▶ _Directions for this task_
Filter the data below for the string "name" and copy each matching line.

++++ Records provided ++++

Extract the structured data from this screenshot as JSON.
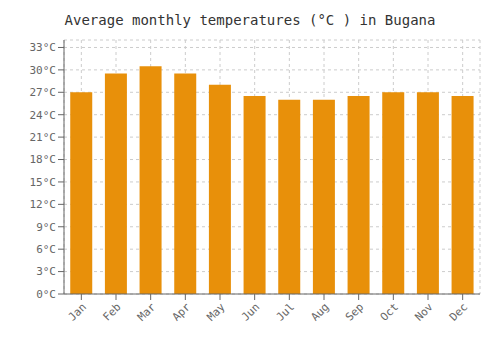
{
  "chart_data": {
    "type": "bar",
    "title": "Average monthly temperatures (°C ) in Bugana",
    "categories": [
      "Jan",
      "Feb",
      "Mar",
      "Apr",
      "May",
      "Jun",
      "Jul",
      "Aug",
      "Sep",
      "Oct",
      "Nov",
      "Dec"
    ],
    "values": [
      27.0,
      29.5,
      30.5,
      29.5,
      28.0,
      26.5,
      26.0,
      26.0,
      26.5,
      27.0,
      27.0,
      26.5
    ],
    "color": "#E8900A",
    "ylim": [
      0,
      34
    ],
    "yticks": [
      {
        "value": 0,
        "label": "0°C"
      },
      {
        "value": 3,
        "label": "3°C"
      },
      {
        "value": 6,
        "label": "6°C"
      },
      {
        "value": 9,
        "label": "9°C"
      },
      {
        "value": 12,
        "label": "12°C"
      },
      {
        "value": 15,
        "label": "15°C"
      },
      {
        "value": 18,
        "label": "18°C"
      },
      {
        "value": 21,
        "label": "21°C"
      },
      {
        "value": 24,
        "label": "24°C"
      },
      {
        "value": 27,
        "label": "27°C"
      },
      {
        "value": 30,
        "label": "30°C"
      },
      {
        "value": 33,
        "label": "33°C"
      }
    ],
    "grid": true
  }
}
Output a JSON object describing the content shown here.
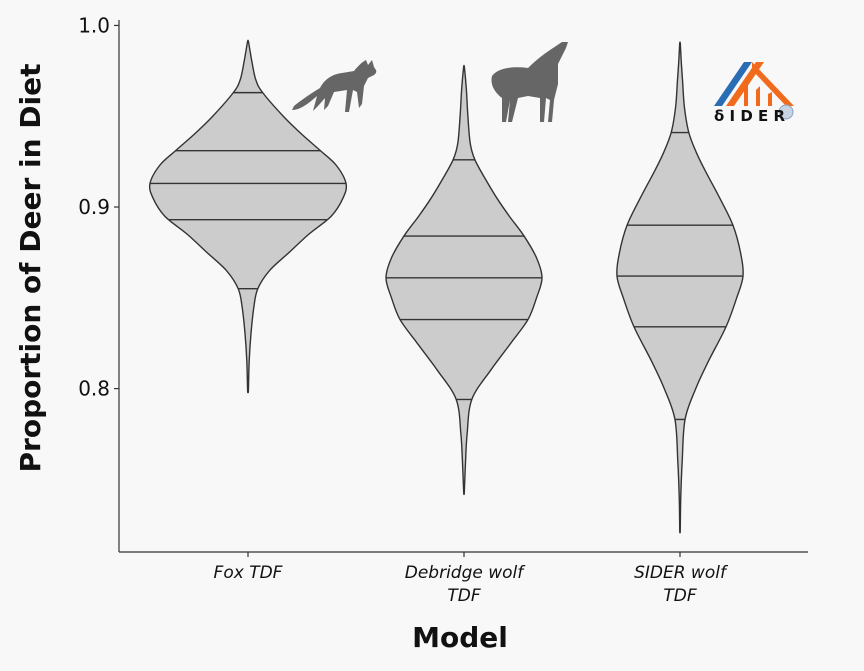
{
  "chart_data": {
    "type": "violin",
    "xlabel": "Model",
    "ylabel": "Proportion of Deer in Diet",
    "ylim": [
      0.71,
      1.003
    ],
    "yticks": [
      0.8,
      0.9,
      1.0
    ],
    "ytick_labels": [
      "0.8",
      "0.9",
      "1.0"
    ],
    "categories": [
      [
        "Fox TDF"
      ],
      [
        "Debridge wolf",
        "TDF"
      ],
      [
        "SIDER wolf",
        "TDF"
      ]
    ],
    "series": [
      {
        "name": "Fox TDF",
        "min": 0.799,
        "max": 0.991,
        "quantiles": [
          0.855,
          0.893,
          0.913,
          0.931,
          0.963
        ],
        "profile": [
          [
            0.799,
            0.004
          ],
          [
            0.815,
            0.012
          ],
          [
            0.83,
            0.03
          ],
          [
            0.845,
            0.06
          ],
          [
            0.855,
            0.1
          ],
          [
            0.865,
            0.22
          ],
          [
            0.875,
            0.42
          ],
          [
            0.885,
            0.62
          ],
          [
            0.895,
            0.85
          ],
          [
            0.905,
            0.97
          ],
          [
            0.913,
            1.0
          ],
          [
            0.923,
            0.9
          ],
          [
            0.931,
            0.74
          ],
          [
            0.94,
            0.55
          ],
          [
            0.95,
            0.36
          ],
          [
            0.963,
            0.15
          ],
          [
            0.97,
            0.08
          ],
          [
            0.98,
            0.04
          ],
          [
            0.991,
            0.005
          ]
        ]
      },
      {
        "name": "Debridge wolf TDF",
        "min": 0.743,
        "max": 0.977,
        "quantiles": [
          0.794,
          0.838,
          0.861,
          0.884,
          0.926
        ],
        "profile": [
          [
            0.743,
            0.004
          ],
          [
            0.76,
            0.02
          ],
          [
            0.775,
            0.04
          ],
          [
            0.794,
            0.1
          ],
          [
            0.81,
            0.34
          ],
          [
            0.825,
            0.6
          ],
          [
            0.838,
            0.82
          ],
          [
            0.85,
            0.93
          ],
          [
            0.861,
            1.0
          ],
          [
            0.872,
            0.93
          ],
          [
            0.884,
            0.77
          ],
          [
            0.895,
            0.58
          ],
          [
            0.905,
            0.42
          ],
          [
            0.915,
            0.28
          ],
          [
            0.926,
            0.14
          ],
          [
            0.935,
            0.08
          ],
          [
            0.95,
            0.05
          ],
          [
            0.965,
            0.03
          ],
          [
            0.977,
            0.005
          ]
        ]
      },
      {
        "name": "SIDER wolf TDF",
        "min": 0.722,
        "max": 0.99,
        "quantiles": [
          0.783,
          0.834,
          0.862,
          0.89,
          0.941
        ],
        "profile": [
          [
            0.722,
            0.004
          ],
          [
            0.74,
            0.012
          ],
          [
            0.76,
            0.035
          ],
          [
            0.783,
            0.08
          ],
          [
            0.8,
            0.25
          ],
          [
            0.815,
            0.45
          ],
          [
            0.834,
            0.73
          ],
          [
            0.85,
            0.9
          ],
          [
            0.862,
            1.0
          ],
          [
            0.875,
            0.96
          ],
          [
            0.89,
            0.84
          ],
          [
            0.905,
            0.63
          ],
          [
            0.92,
            0.4
          ],
          [
            0.93,
            0.26
          ],
          [
            0.941,
            0.14
          ],
          [
            0.955,
            0.07
          ],
          [
            0.97,
            0.04
          ],
          [
            0.98,
            0.02
          ],
          [
            0.99,
            0.005
          ]
        ]
      }
    ],
    "fill_color": "#cccccc",
    "line_color": "#333333",
    "background": "#f8f8f8",
    "legend": "none",
    "grid": false
  },
  "annotations": {
    "fox_icon": "fox-silhouette-icon",
    "wolf_icon": "howling-wolf-silhouette-icon",
    "sider_logo": {
      "name": "sider-logo",
      "text": "δ I D E R",
      "colors": {
        "orange": "#f26b1d",
        "blue": "#2a6db5"
      }
    }
  }
}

++++

▶ _Solution to the problem_
        "name": "Fox TDF",
        "name": "Debridge wolf TDF",
        "name": "SIDER wolf TDF",
      "name": "sider-logo",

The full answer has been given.